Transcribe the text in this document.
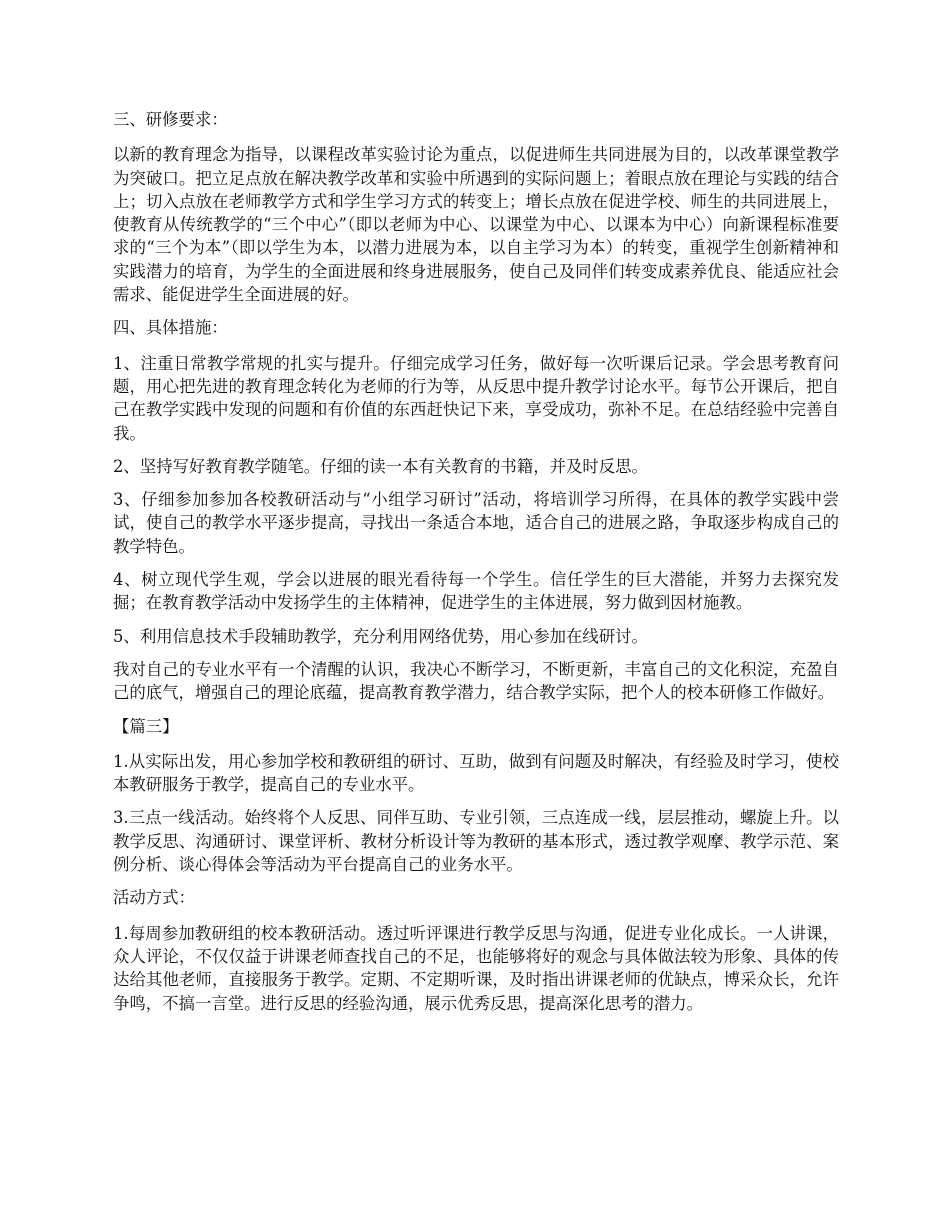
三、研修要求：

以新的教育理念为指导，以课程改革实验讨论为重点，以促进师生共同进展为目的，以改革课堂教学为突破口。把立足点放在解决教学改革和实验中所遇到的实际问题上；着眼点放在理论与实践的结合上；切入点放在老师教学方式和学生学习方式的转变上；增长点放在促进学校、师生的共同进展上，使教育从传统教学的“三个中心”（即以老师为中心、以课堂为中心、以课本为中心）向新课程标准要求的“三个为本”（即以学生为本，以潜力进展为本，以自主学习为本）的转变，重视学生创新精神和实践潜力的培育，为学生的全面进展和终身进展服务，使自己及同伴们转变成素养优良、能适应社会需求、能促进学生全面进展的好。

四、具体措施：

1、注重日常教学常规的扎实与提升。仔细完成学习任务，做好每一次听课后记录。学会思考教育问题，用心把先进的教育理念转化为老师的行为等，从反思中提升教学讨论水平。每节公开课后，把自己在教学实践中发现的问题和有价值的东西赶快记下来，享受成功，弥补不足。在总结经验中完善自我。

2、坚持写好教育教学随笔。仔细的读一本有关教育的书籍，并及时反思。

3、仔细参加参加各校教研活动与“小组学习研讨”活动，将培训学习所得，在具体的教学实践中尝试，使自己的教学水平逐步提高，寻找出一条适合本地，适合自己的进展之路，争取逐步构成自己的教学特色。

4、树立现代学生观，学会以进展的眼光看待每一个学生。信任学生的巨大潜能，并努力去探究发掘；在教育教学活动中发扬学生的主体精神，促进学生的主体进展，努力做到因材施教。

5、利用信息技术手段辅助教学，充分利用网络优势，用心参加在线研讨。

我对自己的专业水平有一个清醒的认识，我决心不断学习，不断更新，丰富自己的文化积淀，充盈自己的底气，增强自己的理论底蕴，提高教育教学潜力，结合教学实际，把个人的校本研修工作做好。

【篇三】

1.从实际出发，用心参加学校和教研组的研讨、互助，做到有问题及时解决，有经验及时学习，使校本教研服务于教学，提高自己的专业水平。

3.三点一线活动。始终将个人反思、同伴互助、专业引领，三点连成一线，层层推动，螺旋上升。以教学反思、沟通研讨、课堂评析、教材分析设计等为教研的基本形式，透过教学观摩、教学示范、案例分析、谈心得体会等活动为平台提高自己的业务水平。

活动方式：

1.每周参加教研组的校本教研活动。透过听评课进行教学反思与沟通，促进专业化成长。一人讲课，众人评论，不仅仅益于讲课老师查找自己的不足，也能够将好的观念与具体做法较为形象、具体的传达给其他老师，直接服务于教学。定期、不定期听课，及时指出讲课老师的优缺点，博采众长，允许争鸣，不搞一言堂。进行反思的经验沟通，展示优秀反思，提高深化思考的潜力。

...

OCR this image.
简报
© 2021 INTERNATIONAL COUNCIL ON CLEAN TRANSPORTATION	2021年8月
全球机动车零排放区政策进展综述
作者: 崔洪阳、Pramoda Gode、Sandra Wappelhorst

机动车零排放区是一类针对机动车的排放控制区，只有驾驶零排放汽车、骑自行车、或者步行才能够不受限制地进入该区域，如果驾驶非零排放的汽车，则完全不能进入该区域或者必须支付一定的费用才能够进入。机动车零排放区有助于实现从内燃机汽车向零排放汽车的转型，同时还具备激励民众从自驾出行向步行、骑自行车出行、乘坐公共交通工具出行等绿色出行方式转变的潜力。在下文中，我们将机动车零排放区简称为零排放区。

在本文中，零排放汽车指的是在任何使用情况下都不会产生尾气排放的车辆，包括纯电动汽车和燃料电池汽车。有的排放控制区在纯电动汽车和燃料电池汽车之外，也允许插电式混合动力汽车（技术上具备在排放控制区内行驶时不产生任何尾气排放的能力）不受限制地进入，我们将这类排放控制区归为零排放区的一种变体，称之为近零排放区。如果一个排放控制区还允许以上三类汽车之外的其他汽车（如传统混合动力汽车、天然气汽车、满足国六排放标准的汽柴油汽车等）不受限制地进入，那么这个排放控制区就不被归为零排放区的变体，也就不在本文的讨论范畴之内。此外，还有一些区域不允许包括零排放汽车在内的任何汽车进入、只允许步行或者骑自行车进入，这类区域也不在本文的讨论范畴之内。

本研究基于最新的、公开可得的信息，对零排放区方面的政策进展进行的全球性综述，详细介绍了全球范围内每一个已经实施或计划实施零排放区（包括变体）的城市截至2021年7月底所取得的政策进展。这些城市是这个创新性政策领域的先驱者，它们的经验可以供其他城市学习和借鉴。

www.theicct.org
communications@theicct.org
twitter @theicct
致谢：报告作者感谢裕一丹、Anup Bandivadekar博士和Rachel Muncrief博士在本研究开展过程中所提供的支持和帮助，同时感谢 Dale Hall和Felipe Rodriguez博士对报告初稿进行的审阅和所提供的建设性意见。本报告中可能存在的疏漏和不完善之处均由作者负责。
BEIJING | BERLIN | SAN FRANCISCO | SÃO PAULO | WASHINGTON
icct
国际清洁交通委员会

TASK PROMPT: Select all lines in the listing that include the word "theicct".

RESULT FOR THIS EXERCISE:
www.theicct.org
communications@theicct.org
twitter @theicct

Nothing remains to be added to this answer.